• **Given exercise**
Each of the entries should be retyped precisely as it appears.

• **Records to process**
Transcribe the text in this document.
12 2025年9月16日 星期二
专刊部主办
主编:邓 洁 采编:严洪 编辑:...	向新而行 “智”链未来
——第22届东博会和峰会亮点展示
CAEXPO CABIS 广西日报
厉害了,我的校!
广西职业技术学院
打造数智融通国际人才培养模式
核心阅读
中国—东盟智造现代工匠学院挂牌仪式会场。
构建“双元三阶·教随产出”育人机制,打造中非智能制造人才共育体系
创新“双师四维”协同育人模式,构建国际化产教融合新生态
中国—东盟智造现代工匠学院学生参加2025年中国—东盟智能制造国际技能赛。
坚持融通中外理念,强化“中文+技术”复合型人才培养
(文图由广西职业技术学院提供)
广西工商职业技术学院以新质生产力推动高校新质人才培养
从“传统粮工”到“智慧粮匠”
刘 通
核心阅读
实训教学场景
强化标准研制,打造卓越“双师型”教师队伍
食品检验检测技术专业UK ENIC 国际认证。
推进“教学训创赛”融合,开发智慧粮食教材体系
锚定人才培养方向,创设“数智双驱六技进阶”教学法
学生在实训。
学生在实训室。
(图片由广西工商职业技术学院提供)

• **Worked solution**
Transcribe the text in this document.
12 2025年9月16日 星期二
专刊部主办
主编:邓 洁 采编:严洪 编辑:...	向新而行 “智”链未来
——第22届东博会和峰会亮点展示
CAEXPO CABIS 广西日报
厉害了,我的校!
广西职业技术学院
打造数智融通国际人才培养模式
核心阅读
中国—东盟智造现代工匠学院挂牌仪式会场。
构建“双元三阶·教随产出”育人机制,打造中非智能制造人才共育体系
创新“双师四维”协同育人模式,构建国际化产教融合新生态
中国—东盟智造现代工匠学院学生参加2025年中国—东盟智能制造国际技能赛。
坚持融通中外理念,强化“中文+技术”复合型人才培养
(文图由广西职业技术学院提供)
广西工商职业技术学院以新质生产力推动高校新质人才培养
从“传统粮工”到“智慧粮匠”
刘 通
核心阅读
实训教学场景
强化标准研制,打造卓越“双师型”教师队伍
食品检验检测技术专业UK ENIC 国际认证。
推进“教学训创赛”融合,开发智慧粮食教材体系
锚定人才培养方向,创设“数智双驱六技进阶”教学法
学生在实训。
学生在实训室。
(图片由广西工商职业技术学院提供)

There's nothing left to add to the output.